■ Tasks and exercises
1: Echo the passage of the piece on Swades that opens with the words containing "Even as the" and closes with "to their motherland?".
2: In one to three sentences, explain why the piece on Swades says some thinkers who wanted to come back to India have not been able to.

Even as the NRI Ministry gets more teeth and overseas Indians greater privileges, Ashutosh Gowarikar’s Swades comes as a breath of fresh air, opening up an extremely relevant issue for public debate: what is the social responsibility of highly educated Indians — often settled abroad — to their motherland?
Subtly or not, the film makes a strong case for patriotism defined not as Pakistan-bashing but as unabashed India-loving. With heart-tugging sincerity, Shah Rukh Khan’s Mohan Bhargava pleads with Privileged India to listen to the voice within and make that personal sacrifice for a bigger, nobler cause — for the sake of our own, our not-so-privileged Bharat. By juxtaposing — not just contrasting — the riches of the West as symbolised by NASA’s space shuttles and satellites with the intellectual and material simplicity of a tiny village in middle India, moreover, the film nicely illustrates the complexity of the Indian situation: prodigal of spiritual wisdom and human warmth, yet lacking in the very basic amenities of life — not only water and electricity but also empathy for its very own. India/Bharat: so old and yet so young, so rich and yet so poor. Certainly, the film is quite right to remind us of our duty to the country, to look inward so we can look outward with charity and compassion.
That said, what the film addresses implicitly is also of equal consequence: what is the responsibility of the country to its thinkers — ordinary Indians who, braving cultural alienation and emigrant loneliness, slave for years in foreign institutions, earn laurels through backbreaking hard work and honesty, or home-grown intellectuals who brave an equal amount of alienation and loneliness on the inside for the sake of that “bigger, nobler cause”? Is Bharat willing to recognise and reward their merit, integrity or idealism? While personal narratives of NRIs who’ve returned to India and settled in successfully abound, there are an equal number of stories about thinkers who’ve wanted to come back but haven’t been accepted/allowed to by India’s professional or political elite. Either their international experience is dismissed as inapplicable to the Indian context, or their academic experience is waved aside as “not-really-work-experience”, or there simply isn’t enough public or private commitment to support their research and projects. Whatever the case, some amount of reverse snobbery, discrimination and condescension — or maybe just plain apathy — towards any kind of intellectualism in general, and foreign-influenced thinking in particular, seems unmistakable in our current public climate. Put another way, while the reasons for Swades’s slow pick-up despite Shah Rukh Khan’s charismatic presence, A.R. Rahman’s music, and Gowarikar’s edifying earnestness are varied, that the non-multiplex-going audiences are already dismissing it as preachy and even boring is a telling sign of the times.

[Bounding box prediction data]
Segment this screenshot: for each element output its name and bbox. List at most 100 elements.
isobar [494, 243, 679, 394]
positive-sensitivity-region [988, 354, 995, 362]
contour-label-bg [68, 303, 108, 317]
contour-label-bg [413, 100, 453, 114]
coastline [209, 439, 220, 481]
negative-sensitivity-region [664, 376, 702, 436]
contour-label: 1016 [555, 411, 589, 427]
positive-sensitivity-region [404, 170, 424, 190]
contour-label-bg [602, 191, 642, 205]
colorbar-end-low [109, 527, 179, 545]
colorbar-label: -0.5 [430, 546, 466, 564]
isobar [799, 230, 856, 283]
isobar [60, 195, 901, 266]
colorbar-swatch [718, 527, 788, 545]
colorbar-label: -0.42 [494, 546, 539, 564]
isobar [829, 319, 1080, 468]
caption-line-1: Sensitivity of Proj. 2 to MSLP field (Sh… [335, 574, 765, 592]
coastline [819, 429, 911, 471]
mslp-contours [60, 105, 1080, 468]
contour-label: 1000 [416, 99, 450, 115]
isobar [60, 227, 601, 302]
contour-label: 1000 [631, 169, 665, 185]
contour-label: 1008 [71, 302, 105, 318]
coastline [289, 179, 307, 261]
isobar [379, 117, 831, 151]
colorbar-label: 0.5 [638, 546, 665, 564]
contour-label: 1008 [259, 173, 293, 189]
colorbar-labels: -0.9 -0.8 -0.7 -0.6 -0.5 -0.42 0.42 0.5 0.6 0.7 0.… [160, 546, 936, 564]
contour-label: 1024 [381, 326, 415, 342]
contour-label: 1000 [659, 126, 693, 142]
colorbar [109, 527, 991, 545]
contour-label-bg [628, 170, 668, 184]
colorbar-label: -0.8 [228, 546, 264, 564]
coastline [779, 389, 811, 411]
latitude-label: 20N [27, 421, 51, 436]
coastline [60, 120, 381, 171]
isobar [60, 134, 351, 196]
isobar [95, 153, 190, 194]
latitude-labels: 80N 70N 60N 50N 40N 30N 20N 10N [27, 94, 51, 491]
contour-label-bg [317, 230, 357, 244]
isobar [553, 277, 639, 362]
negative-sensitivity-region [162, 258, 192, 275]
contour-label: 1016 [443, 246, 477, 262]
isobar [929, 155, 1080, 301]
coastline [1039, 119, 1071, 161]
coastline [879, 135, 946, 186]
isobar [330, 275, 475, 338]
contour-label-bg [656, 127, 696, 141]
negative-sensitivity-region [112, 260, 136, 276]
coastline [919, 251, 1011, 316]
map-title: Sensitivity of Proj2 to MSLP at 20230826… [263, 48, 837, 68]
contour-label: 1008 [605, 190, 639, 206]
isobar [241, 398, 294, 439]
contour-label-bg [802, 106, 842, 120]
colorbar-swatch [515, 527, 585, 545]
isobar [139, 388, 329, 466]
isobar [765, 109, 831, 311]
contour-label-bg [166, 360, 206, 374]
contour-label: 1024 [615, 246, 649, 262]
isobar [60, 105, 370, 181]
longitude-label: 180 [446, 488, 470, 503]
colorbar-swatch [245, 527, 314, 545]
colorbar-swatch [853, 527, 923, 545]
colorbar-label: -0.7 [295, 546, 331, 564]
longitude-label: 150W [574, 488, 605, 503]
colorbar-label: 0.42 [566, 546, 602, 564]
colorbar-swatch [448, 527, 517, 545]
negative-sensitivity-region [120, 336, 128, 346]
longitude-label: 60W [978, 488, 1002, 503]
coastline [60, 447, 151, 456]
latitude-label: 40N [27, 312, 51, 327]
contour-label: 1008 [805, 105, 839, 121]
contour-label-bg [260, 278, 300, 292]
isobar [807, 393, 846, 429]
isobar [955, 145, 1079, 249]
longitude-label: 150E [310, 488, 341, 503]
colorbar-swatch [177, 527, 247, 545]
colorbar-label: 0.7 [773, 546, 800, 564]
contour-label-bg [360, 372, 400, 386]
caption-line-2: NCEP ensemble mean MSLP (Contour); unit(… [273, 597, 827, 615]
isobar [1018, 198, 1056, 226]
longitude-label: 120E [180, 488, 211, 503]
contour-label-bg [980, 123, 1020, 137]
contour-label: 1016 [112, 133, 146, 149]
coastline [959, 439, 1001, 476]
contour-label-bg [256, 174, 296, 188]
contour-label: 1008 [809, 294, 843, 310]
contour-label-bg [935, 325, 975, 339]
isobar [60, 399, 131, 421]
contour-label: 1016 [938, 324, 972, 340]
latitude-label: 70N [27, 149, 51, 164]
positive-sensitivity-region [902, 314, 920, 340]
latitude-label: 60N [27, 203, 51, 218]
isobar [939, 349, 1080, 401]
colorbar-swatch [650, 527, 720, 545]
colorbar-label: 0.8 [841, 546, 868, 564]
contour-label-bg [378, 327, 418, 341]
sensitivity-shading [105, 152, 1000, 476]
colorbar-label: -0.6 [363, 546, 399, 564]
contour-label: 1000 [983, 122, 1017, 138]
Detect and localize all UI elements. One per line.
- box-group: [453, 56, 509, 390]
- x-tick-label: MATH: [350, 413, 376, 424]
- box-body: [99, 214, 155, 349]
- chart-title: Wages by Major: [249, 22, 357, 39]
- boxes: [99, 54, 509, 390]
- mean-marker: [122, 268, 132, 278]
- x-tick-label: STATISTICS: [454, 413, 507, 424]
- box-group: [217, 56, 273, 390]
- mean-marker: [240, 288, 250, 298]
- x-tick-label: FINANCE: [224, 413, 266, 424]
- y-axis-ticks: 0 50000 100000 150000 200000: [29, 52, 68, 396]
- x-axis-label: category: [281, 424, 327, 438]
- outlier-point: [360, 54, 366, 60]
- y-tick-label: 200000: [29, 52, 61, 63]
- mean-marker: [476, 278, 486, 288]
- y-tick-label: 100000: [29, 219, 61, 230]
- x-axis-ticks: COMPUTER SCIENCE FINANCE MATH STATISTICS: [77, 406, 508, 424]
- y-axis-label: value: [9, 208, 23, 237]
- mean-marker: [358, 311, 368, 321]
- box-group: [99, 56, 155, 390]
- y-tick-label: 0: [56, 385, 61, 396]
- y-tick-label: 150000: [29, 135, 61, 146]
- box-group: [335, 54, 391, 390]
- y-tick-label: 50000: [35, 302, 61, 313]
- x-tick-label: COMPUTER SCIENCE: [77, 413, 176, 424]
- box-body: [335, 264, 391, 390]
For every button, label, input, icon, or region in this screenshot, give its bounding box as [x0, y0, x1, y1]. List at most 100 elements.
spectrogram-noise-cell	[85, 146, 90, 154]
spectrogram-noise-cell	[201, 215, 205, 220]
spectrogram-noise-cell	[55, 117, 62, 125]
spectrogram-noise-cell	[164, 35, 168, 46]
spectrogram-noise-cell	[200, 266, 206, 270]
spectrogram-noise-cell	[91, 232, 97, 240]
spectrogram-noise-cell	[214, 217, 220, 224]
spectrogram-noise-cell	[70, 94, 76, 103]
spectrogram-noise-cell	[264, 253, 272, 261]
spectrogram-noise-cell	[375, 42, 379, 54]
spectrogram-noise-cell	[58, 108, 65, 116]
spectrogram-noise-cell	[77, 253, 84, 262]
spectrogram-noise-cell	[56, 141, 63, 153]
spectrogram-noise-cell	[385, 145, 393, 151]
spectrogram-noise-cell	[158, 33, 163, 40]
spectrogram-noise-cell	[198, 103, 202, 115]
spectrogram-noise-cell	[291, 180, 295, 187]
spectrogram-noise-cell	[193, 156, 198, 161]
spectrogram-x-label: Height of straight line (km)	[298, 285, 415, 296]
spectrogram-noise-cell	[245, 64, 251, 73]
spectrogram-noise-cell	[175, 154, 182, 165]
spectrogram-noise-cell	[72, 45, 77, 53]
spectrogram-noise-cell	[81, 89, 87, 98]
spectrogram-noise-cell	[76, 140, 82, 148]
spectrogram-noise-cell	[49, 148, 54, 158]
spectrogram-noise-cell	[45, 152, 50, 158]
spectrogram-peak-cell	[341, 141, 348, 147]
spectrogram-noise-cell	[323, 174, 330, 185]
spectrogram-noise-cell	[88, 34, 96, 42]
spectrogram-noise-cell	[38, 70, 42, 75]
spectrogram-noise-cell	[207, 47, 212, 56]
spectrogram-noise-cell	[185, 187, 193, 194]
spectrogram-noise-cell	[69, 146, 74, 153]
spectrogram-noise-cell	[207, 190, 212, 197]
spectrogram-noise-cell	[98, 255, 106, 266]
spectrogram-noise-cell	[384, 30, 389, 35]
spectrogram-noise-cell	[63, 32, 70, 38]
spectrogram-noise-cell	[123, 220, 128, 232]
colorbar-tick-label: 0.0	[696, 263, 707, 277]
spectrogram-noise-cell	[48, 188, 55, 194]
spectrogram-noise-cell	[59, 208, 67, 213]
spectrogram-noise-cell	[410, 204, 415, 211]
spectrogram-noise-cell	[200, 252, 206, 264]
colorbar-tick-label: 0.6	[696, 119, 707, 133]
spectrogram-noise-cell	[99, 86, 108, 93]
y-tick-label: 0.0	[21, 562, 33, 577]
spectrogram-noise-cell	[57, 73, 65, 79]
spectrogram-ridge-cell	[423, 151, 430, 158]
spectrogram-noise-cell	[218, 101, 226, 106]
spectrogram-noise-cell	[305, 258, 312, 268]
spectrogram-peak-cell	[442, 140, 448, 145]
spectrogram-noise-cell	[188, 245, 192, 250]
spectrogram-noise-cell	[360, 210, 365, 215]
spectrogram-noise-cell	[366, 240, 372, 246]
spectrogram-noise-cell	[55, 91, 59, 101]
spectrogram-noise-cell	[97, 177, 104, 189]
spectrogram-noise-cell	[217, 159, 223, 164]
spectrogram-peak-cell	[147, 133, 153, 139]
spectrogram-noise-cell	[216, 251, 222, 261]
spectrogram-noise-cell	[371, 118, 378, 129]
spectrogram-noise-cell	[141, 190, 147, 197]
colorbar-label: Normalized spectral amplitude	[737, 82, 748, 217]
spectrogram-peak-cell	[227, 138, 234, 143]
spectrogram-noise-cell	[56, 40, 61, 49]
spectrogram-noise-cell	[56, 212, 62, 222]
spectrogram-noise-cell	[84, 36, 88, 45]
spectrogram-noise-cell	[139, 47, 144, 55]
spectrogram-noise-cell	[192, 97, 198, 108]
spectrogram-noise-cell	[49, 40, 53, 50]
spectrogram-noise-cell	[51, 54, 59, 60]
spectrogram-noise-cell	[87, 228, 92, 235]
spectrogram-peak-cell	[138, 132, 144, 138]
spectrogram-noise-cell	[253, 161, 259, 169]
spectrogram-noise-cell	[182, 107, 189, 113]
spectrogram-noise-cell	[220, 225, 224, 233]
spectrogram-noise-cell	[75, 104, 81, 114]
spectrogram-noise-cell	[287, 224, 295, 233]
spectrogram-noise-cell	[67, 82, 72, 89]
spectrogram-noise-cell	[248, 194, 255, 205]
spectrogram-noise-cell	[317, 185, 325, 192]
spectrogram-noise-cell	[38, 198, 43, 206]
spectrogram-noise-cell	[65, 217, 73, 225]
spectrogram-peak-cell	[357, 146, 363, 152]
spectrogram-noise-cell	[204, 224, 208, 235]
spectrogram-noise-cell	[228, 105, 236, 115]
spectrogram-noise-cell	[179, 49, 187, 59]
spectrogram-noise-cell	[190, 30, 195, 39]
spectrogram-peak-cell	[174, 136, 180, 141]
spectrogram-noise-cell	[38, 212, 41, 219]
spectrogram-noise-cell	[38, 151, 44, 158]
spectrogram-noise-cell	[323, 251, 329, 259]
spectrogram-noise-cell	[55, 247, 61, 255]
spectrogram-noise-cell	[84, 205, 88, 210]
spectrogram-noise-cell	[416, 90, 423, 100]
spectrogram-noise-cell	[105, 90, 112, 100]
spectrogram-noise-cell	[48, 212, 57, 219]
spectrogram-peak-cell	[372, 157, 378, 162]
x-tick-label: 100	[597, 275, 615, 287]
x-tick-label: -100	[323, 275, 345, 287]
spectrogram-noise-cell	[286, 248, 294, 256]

■ Exercise responses
1:
Even as the NRI Ministry gets more teeth and overseas Indians greater privileges, Ashutosh Gowarikar’s Swades comes as a breath of fresh air, opening up an extremely relevant issue for public debate: what is the social responsibility of highly educated Indians — often settled abroad — to their motherland?

2: India's professional or political elite has not accepted or allowed them back. Their international experience is dismissed as inapplicable to the Indian context, or their academic experience is waved aside as "not-really-work-experience," or there is not enough public or private commitment to support their research and projects.